### Data shown
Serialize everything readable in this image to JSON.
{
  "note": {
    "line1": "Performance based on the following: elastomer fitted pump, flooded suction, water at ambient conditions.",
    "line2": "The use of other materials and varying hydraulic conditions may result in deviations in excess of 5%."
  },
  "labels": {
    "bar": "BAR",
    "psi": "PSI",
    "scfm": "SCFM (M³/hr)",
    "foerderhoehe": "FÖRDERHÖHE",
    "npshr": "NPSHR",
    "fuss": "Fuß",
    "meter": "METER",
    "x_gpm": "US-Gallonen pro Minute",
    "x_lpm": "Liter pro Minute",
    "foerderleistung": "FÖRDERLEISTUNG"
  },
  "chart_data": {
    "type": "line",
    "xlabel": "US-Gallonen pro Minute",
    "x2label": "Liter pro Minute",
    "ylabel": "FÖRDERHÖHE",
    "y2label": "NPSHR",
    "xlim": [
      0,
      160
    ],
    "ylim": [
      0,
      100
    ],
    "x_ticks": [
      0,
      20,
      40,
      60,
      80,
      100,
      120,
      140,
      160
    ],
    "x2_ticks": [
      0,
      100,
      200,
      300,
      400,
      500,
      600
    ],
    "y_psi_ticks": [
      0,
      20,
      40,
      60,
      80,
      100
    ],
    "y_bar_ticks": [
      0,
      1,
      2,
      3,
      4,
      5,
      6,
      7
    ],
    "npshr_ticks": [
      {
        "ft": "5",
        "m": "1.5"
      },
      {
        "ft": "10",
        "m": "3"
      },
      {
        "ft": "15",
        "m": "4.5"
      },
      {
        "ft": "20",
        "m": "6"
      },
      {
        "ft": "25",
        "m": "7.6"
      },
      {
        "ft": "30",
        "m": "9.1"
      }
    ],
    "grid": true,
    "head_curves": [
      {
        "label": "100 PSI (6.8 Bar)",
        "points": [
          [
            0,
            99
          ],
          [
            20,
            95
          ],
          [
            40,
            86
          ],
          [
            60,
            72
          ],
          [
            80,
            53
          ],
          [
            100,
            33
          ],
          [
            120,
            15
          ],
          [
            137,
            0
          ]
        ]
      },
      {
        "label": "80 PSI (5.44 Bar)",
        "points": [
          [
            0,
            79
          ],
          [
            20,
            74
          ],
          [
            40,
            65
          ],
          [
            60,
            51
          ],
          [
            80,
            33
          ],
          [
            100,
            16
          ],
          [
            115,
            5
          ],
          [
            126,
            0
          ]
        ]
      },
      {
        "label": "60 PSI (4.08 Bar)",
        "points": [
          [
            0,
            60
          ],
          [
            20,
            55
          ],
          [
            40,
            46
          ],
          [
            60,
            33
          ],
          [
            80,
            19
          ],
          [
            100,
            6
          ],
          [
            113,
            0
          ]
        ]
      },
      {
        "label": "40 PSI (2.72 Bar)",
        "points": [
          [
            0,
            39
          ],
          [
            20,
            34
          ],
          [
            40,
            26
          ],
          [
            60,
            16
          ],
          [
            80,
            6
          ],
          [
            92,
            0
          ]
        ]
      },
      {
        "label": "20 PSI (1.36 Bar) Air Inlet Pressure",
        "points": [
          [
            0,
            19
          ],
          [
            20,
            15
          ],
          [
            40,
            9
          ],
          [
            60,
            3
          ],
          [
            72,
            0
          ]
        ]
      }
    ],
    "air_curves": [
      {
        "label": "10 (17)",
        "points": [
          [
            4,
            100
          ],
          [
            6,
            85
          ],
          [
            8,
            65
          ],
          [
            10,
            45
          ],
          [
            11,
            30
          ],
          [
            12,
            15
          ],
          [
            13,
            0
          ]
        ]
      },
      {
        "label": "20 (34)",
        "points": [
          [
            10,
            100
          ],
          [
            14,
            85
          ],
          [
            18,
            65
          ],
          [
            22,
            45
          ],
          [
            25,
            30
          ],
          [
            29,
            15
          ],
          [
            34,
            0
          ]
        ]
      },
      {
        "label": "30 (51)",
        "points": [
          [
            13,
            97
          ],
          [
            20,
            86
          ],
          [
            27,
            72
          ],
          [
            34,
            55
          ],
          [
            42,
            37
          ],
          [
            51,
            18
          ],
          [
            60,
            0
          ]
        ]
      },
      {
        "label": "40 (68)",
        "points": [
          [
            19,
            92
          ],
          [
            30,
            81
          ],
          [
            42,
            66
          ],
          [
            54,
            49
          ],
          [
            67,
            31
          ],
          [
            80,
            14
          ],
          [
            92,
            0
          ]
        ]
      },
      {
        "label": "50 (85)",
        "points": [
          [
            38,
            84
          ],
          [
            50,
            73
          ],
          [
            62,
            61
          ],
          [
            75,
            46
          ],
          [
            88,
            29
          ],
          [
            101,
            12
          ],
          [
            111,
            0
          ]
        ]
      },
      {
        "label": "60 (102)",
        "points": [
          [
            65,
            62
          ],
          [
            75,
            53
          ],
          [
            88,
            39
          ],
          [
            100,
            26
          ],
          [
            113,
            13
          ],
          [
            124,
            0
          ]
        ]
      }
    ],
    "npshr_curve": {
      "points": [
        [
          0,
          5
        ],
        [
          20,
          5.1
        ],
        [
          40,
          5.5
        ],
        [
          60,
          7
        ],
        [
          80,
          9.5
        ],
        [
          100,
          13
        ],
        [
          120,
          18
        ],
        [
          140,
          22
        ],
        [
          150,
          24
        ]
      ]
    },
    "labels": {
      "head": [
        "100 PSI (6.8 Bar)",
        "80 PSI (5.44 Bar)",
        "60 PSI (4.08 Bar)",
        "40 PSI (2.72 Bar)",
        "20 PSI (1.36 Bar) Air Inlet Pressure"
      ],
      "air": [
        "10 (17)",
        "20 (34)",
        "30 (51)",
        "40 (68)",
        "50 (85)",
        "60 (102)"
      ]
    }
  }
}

### Instructions for the task
Transcribe the data. Leave every line exactly as it is.

### Written response
Serialize everything readable in this image to JSON.
{
  "note": {
    "line1": "Performance based on the following: elastomer fitted pump, flooded suction, water at ambient conditions.",
    "line2": "The use of other materials and varying hydraulic conditions may result in deviations in excess of 5%."
  },
  "labels": {
    "bar": "BAR",
    "psi": "PSI",
    "scfm": "SCFM (M³/hr)",
    "foerderhoehe": "FÖRDERHÖHE",
    "npshr": "NPSHR",
    "fuss": "Fuß",
    "meter": "METER",
    "x_gpm": "US-Gallonen pro Minute",
    "x_lpm": "Liter pro Minute",
    "foerderleistung": "FÖRDERLEISTUNG"
  },
  "chart_data": {
    "type": "line",
    "xlabel": "US-Gallonen pro Minute",
    "x2label": "Liter pro Minute",
    "ylabel": "FÖRDERHÖHE",
    "y2label": "NPSHR",
    "xlim": [
      0,
      160
    ],
    "ylim": [
      0,
      100
    ],
    "x_ticks": [
      0,
      20,
      40,
      60,
      80,
      100,
      120,
      140,
      160
    ],
    "x2_ticks": [
      0,
      100,
      200,
      300,
      400,
      500,
      600
    ],
    "y_psi_ticks": [
      0,
      20,
      40,
      60,
      80,
      100
    ],
    "y_bar_ticks": [
      0,
      1,
      2,
      3,
      4,
      5,
      6,
      7
    ],
    "npshr_ticks": [
      {
        "ft": "5",
        "m": "1.5"
      },
      {
        "ft": "10",
        "m": "3"
      },
      {
        "ft": "15",
        "m": "4.5"
      },
      {
        "ft": "20",
        "m": "6"
      },
      {
        "ft": "25",
        "m": "7.6"
      },
      {
        "ft": "30",
        "m": "9.1"
      }
    ],
    "grid": true,
    "head_curves": [
      {
        "label": "100 PSI (6.8 Bar)",
        "points": [
          [
            0,
            99
          ],
          [
            20,
            95
          ],
          [
            40,
            86
          ],
          [
            60,
            72
          ],
          [
            80,
            53
          ],
          [
            100,
            33
          ],
          [
            120,
            15
          ],
          [
            137,
            0
          ]
        ]
      },
      {
        "label": "80 PSI (5.44 Bar)",
        "points": [
          [
            0,
            79
          ],
          [
            20,
            74
          ],
          [
            40,
            65
          ],
          [
            60,
            51
          ],
          [
            80,
            33
          ],
          [
            100,
            16
          ],
          [
            115,
            5
          ],
          [
            126,
            0
          ]
        ]
      },
      {
        "label": "60 PSI (4.08 Bar)",
        "points": [
          [
            0,
            60
          ],
          [
            20,
            55
          ],
          [
            40,
            46
          ],
          [
            60,
            33
          ],
          [
            80,
            19
          ],
          [
            100,
            6
          ],
          [
            113,
            0
          ]
        ]
      },
      {
        "label": "40 PSI (2.72 Bar)",
        "points": [
          [
            0,
            39
          ],
          [
            20,
            34
          ],
          [
            40,
            26
          ],
          [
            60,
            16
          ],
          [
            80,
            6
          ],
          [
            92,
            0
          ]
        ]
      },
      {
        "label": "20 PSI (1.36 Bar) Air Inlet Pressure",
        "points": [
          [
            0,
            19
          ],
          [
            20,
            15
          ],
          [
            40,
            9
          ],
          [
            60,
            3
          ],
          [
            72,
            0
          ]
        ]
      }
    ],
    "air_curves": [
      {
        "label": "10 (17)",
        "points": [
          [
            4,
            100
          ],
          [
            6,
            85
          ],
          [
            8,
            65
          ],
          [
            10,
            45
          ],
          [
            11,
            30
          ],
          [
            12,
            15
          ],
          [
            13,
            0
          ]
        ]
      },
      {
        "label": "20 (34)",
        "points": [
          [
            10,
            100
          ],
          [
            14,
            85
          ],
          [
            18,
            65
          ],
          [
            22,
            45
          ],
          [
            25,
            30
          ],
          [
            29,
            15
          ],
          [
            34,
            0
          ]
        ]
      },
      {
        "label": "30 (51)",
        "points": [
          [
            13,
            97
          ],
          [
            20,
            86
          ],
          [
            27,
            72
          ],
          [
            34,
            55
          ],
          [
            42,
            37
          ],
          [
            51,
            18
          ],
          [
            60,
            0
          ]
        ]
      },
      {
        "label": "40 (68)",
        "points": [
          [
            19,
            92
          ],
          [
            30,
            81
          ],
          [
            42,
            66
          ],
          [
            54,
            49
          ],
          [
            67,
            31
          ],
          [
            80,
            14
          ],
          [
            92,
            0
          ]
        ]
      },
      {
        "label": "50 (85)",
        "points": [
          [
            38,
            84
          ],
          [
            50,
            73
          ],
          [
            62,
            61
          ],
          [
            75,
            46
          ],
          [
            88,
            29
          ],
          [
            101,
            12
          ],
          [
            111,
            0
          ]
        ]
      },
      {
        "label": "60 (102)",
        "points": [
          [
            65,
            62
          ],
          [
            75,
            53
          ],
          [
            88,
            39
          ],
          [
            100,
            26
          ],
          [
            113,
            13
          ],
          [
            124,
            0
          ]
        ]
      }
    ],
    "npshr_curve": {
      "points": [
        [
          0,
          5
        ],
        [
          20,
          5.1
        ],
        [
          40,
          5.5
        ],
        [
          60,
          7
        ],
        [
          80,
          9.5
        ],
        [
          100,
          13
        ],
        [
          120,
          18
        ],
        [
          140,
          22
        ],
        [
          150,
          24
        ]
      ]
    },
    "labels": {
      "head": [
        "100 PSI (6.8 Bar)",
        "80 PSI (5.44 Bar)",
        "60 PSI (4.08 Bar)",
        "40 PSI (2.72 Bar)",
        "20 PSI (1.36 Bar) Air Inlet Pressure"
      ],
      "air": [
        "10 (17)",
        "20 (34)",
        "30 (51)",
        "40 (68)",
        "50 (85)",
        "60 (102)"
      ]
    }
  }
}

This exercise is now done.